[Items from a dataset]
"""
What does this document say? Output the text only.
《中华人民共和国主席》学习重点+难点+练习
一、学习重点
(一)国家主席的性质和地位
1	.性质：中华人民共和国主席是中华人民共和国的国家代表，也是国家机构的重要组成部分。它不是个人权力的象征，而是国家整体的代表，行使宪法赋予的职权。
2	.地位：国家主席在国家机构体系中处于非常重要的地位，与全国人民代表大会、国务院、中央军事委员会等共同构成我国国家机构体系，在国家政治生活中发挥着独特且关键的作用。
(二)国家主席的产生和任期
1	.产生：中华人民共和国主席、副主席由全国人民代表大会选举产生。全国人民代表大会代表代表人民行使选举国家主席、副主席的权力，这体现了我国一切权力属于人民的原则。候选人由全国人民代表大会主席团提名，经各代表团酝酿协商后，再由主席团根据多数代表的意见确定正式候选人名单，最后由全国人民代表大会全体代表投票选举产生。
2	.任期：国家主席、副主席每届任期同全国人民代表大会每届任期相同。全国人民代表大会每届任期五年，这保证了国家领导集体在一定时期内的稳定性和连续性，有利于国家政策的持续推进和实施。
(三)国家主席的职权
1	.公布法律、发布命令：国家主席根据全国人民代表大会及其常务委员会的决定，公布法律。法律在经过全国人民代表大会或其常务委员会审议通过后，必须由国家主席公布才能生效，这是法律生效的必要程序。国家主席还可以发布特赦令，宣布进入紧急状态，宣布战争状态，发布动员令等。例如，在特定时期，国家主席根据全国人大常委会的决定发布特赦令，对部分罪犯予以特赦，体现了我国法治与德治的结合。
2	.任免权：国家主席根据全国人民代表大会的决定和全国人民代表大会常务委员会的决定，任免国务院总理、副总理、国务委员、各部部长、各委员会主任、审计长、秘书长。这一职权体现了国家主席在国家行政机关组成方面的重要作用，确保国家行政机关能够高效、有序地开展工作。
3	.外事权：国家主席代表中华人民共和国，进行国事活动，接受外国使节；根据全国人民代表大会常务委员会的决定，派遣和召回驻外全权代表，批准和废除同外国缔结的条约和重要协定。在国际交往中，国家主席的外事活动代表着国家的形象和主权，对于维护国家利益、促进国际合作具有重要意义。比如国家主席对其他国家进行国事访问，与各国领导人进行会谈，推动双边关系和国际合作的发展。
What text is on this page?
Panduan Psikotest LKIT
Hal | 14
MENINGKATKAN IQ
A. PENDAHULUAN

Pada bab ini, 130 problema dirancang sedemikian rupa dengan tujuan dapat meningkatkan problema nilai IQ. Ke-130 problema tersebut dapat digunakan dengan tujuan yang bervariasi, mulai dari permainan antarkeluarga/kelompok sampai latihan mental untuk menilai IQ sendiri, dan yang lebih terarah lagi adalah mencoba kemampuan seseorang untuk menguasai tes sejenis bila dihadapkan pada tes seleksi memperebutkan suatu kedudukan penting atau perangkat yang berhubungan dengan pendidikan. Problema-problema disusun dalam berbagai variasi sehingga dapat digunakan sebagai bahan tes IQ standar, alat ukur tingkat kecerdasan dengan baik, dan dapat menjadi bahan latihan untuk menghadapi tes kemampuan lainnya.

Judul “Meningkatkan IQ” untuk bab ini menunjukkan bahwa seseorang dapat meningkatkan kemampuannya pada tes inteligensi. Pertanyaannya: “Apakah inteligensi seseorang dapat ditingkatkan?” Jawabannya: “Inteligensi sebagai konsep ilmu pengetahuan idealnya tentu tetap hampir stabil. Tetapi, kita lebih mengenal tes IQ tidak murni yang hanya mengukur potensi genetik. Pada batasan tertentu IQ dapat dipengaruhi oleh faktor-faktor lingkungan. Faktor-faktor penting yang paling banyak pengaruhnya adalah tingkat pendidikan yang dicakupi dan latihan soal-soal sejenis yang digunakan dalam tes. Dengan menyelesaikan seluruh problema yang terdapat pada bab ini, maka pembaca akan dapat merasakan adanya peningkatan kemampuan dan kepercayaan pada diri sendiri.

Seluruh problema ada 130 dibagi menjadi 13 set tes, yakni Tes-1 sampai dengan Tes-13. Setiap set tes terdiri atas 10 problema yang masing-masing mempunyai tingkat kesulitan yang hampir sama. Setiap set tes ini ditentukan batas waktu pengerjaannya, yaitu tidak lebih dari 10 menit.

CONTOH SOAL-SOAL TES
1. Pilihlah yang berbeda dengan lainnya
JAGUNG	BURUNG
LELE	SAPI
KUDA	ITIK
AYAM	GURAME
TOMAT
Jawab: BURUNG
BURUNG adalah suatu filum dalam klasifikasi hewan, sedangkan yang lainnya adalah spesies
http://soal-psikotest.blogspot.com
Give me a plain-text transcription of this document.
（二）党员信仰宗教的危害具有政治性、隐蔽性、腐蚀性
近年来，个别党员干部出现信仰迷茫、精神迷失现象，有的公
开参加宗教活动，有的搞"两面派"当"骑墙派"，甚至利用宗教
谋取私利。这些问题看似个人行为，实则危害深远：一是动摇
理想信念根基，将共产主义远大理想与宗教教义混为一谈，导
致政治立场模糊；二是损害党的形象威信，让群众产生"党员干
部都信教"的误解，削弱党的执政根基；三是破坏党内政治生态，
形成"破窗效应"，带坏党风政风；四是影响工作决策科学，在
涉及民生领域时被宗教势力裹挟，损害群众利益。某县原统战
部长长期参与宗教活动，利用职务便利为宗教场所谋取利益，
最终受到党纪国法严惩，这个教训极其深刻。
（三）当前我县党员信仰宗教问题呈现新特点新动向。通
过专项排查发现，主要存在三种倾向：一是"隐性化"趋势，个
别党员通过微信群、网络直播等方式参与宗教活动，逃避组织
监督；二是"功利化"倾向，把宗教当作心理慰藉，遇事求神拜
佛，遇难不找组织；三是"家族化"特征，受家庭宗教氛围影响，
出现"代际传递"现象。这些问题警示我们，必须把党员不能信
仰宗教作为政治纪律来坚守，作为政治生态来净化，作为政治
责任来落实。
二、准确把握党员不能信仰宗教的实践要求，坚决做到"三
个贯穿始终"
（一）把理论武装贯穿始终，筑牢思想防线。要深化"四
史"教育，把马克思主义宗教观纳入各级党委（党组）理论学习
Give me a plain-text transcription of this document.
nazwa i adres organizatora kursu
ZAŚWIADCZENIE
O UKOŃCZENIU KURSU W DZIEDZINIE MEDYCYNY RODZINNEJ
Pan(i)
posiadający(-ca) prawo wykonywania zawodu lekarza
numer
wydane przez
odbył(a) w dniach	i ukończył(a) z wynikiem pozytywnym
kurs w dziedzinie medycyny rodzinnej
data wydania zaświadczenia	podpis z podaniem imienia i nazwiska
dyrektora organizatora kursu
"""
**TO BE DONE**
Set down every line of the listing above again, exactly as given.

**WRITTEN SOLUTION**
What does this document say? Output the text only.
《中华人民共和国主席》学习重点+难点+练习
一、学习重点
(一)国家主席的性质和地位
1	.性质：中华人民共和国主席是中华人民共和国的国家代表，也是国家机构的重要组成部分。它不是个人权力的象征，而是国家整体的代表，行使宪法赋予的职权。
2	.地位：国家主席在国家机构体系中处于非常重要的地位，与全国人民代表大会、国务院、中央军事委员会等共同构成我国国家机构体系，在国家政治生活中发挥着独特且关键的作用。
(二)国家主席的产生和任期
1	.产生：中华人民共和国主席、副主席由全国人民代表大会选举产生。全国人民代表大会代表代表人民行使选举国家主席、副主席的权力，这体现了我国一切权力属于人民的原则。候选人由全国人民代表大会主席团提名，经各代表团酝酿协商后，再由主席团根据多数代表的意见确定正式候选人名单，最后由全国人民代表大会全体代表投票选举产生。
2	.任期：国家主席、副主席每届任期同全国人民代表大会每届任期相同。全国人民代表大会每届任期五年，这保证了国家领导集体在一定时期内的稳定性和连续性，有利于国家政策的持续推进和实施。
(三)国家主席的职权
1	.公布法律、发布命令：国家主席根据全国人民代表大会及其常务委员会的决定，公布法律。法律在经过全国人民代表大会或其常务委员会审议通过后，必须由国家主席公布才能生效，这是法律生效的必要程序。国家主席还可以发布特赦令，宣布进入紧急状态，宣布战争状态，发布动员令等。例如，在特定时期，国家主席根据全国人大常委会的决定发布特赦令，对部分罪犯予以特赦，体现了我国法治与德治的结合。
2	.任免权：国家主席根据全国人民代表大会的决定和全国人民代表大会常务委员会的决定，任免国务院总理、副总理、国务委员、各部部长、各委员会主任、审计长、秘书长。这一职权体现了国家主席在国家行政机关组成方面的重要作用，确保国家行政机关能够高效、有序地开展工作。
3	.外事权：国家主席代表中华人民共和国，进行国事活动，接受外国使节；根据全国人民代表大会常务委员会的决定，派遣和召回驻外全权代表，批准和废除同外国缔结的条约和重要协定。在国际交往中，国家主席的外事活动代表着国家的形象和主权，对于维护国家利益、促进国际合作具有重要意义。比如国家主席对其他国家进行国事访问，与各国领导人进行会谈，推动双边关系和国际合作的发展。
What text is on this page?
Panduan Psikotest LKIT
Hal | 14
MENINGKATKAN IQ
A. PENDAHULUAN

Pada bab ini, 130 problema dirancang sedemikian rupa dengan tujuan dapat meningkatkan problema nilai IQ. Ke-130 problema tersebut dapat digunakan dengan tujuan yang bervariasi, mulai dari permainan antarkeluarga/kelompok sampai latihan mental untuk menilai IQ sendiri, dan yang lebih terarah lagi adalah mencoba kemampuan seseorang untuk menguasai tes sejenis bila dihadapkan pada tes seleksi memperebutkan suatu kedudukan penting atau perangkat yang berhubungan dengan pendidikan. Problema-problema disusun dalam berbagai variasi sehingga dapat digunakan sebagai bahan tes IQ standar, alat ukur tingkat kecerdasan dengan baik, dan dapat menjadi bahan latihan untuk menghadapi tes kemampuan lainnya.

Judul “Meningkatkan IQ” untuk bab ini menunjukkan bahwa seseorang dapat meningkatkan kemampuannya pada tes inteligensi. Pertanyaannya: “Apakah inteligensi seseorang dapat ditingkatkan?” Jawabannya: “Inteligensi sebagai konsep ilmu pengetahuan idealnya tentu tetap hampir stabil. Tetapi, kita lebih mengenal tes IQ tidak murni yang hanya mengukur potensi genetik. Pada batasan tertentu IQ dapat dipengaruhi oleh faktor-faktor lingkungan. Faktor-faktor penting yang paling banyak pengaruhnya adalah tingkat pendidikan yang dicakupi dan latihan soal-soal sejenis yang digunakan dalam tes. Dengan menyelesaikan seluruh problema yang terdapat pada bab ini, maka pembaca akan dapat merasakan adanya peningkatan kemampuan dan kepercayaan pada diri sendiri.

Seluruh problema ada 130 dibagi menjadi 13 set tes, yakni Tes-1 sampai dengan Tes-13. Setiap set tes terdiri atas 10 problema yang masing-masing mempunyai tingkat kesulitan yang hampir sama. Setiap set tes ini ditentukan batas waktu pengerjaannya, yaitu tidak lebih dari 10 menit.

CONTOH SOAL-SOAL TES
1. Pilihlah yang berbeda dengan lainnya
JAGUNG	BURUNG
LELE	SAPI
KUDA	ITIK
AYAM	GURAME
TOMAT
Jawab: BURUNG
BURUNG adalah suatu filum dalam klasifikasi hewan, sedangkan yang lainnya adalah spesies
http://soal-psikotest.blogspot.com
Give me a plain-text transcription of this document.
（二）党员信仰宗教的危害具有政治性、隐蔽性、腐蚀性
近年来，个别党员干部出现信仰迷茫、精神迷失现象，有的公
开参加宗教活动，有的搞"两面派"当"骑墙派"，甚至利用宗教
谋取私利。这些问题看似个人行为，实则危害深远：一是动摇
理想信念根基，将共产主义远大理想与宗教教义混为一谈，导
致政治立场模糊；二是损害党的形象威信，让群众产生"党员干
部都信教"的误解，削弱党的执政根基；三是破坏党内政治生态，
形成"破窗效应"，带坏党风政风；四是影响工作决策科学，在
涉及民生领域时被宗教势力裹挟，损害群众利益。某县原统战
部长长期参与宗教活动，利用职务便利为宗教场所谋取利益，
最终受到党纪国法严惩，这个教训极其深刻。
（三）当前我县党员信仰宗教问题呈现新特点新动向。通
过专项排查发现，主要存在三种倾向：一是"隐性化"趋势，个
别党员通过微信群、网络直播等方式参与宗教活动，逃避组织
监督；二是"功利化"倾向，把宗教当作心理慰藉，遇事求神拜
佛，遇难不找组织；三是"家族化"特征，受家庭宗教氛围影响，
出现"代际传递"现象。这些问题警示我们，必须把党员不能信
仰宗教作为政治纪律来坚守，作为政治生态来净化，作为政治
责任来落实。
二、准确把握党员不能信仰宗教的实践要求，坚决做到"三
个贯穿始终"
（一）把理论武装贯穿始终，筑牢思想防线。要深化"四
史"教育，把马克思主义宗教观纳入各级党委（党组）理论学习
Give me a plain-text transcription of this document.
nazwa i adres organizatora kursu
ZAŚWIADCZENIE
O UKOŃCZENIU KURSU W DZIEDZINIE MEDYCYNY RODZINNEJ
Pan(i)
posiadający(-ca) prawo wykonywania zawodu lekarza
numer
wydane przez
odbył(a) w dniach	i ukończył(a) z wynikiem pozytywnym
kurs w dziedzinie medycyny rodzinnej
data wydania zaświadczenia	podpis z podaniem imienia i nazwiska
dyrektora organizatora kursu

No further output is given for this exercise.